··· Dataset records ···
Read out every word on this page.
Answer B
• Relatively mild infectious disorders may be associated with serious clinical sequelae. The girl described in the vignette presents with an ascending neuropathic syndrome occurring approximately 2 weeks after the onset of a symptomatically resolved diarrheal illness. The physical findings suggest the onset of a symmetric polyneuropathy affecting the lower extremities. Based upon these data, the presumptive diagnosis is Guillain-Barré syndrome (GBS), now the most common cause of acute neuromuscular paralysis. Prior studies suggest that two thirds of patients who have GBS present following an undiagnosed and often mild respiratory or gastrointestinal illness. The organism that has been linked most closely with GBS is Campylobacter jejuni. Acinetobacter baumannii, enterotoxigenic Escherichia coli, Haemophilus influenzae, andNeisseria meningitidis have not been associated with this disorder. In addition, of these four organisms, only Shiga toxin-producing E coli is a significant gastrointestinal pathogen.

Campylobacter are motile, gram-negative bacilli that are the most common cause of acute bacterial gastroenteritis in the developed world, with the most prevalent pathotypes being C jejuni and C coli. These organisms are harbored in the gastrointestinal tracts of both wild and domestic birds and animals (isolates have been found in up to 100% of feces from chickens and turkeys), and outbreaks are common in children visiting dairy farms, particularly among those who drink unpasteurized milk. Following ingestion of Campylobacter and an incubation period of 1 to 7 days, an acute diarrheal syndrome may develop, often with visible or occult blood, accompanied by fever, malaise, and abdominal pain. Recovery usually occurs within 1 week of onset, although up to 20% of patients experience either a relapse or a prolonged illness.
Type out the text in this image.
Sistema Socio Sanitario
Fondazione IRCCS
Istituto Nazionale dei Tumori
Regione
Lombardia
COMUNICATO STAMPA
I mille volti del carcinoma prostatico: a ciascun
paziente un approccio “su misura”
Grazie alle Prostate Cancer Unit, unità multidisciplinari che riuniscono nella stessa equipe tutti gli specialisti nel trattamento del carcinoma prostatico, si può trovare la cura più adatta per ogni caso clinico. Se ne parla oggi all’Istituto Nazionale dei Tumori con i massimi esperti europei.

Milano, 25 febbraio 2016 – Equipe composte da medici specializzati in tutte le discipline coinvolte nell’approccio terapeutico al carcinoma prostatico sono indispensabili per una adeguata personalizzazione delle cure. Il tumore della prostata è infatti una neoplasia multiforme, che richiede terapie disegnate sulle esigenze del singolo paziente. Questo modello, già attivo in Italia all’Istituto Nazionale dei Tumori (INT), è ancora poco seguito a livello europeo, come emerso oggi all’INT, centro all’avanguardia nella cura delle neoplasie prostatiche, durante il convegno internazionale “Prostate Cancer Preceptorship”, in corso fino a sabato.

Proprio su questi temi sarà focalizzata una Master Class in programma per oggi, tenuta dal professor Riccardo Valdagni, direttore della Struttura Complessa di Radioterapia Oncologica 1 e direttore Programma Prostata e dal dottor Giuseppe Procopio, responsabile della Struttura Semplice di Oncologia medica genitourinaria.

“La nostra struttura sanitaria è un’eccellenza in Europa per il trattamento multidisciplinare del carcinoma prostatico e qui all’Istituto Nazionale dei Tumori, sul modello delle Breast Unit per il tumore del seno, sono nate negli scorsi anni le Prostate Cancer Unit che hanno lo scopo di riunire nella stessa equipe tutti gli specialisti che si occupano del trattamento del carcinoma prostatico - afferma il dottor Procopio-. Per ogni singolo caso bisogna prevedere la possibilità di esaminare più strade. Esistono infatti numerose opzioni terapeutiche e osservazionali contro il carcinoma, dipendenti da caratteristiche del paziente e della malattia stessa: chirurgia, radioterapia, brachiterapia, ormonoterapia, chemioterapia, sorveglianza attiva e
···
The string "cause" appears on some lines of the data; count those lines and report only how many there are.

2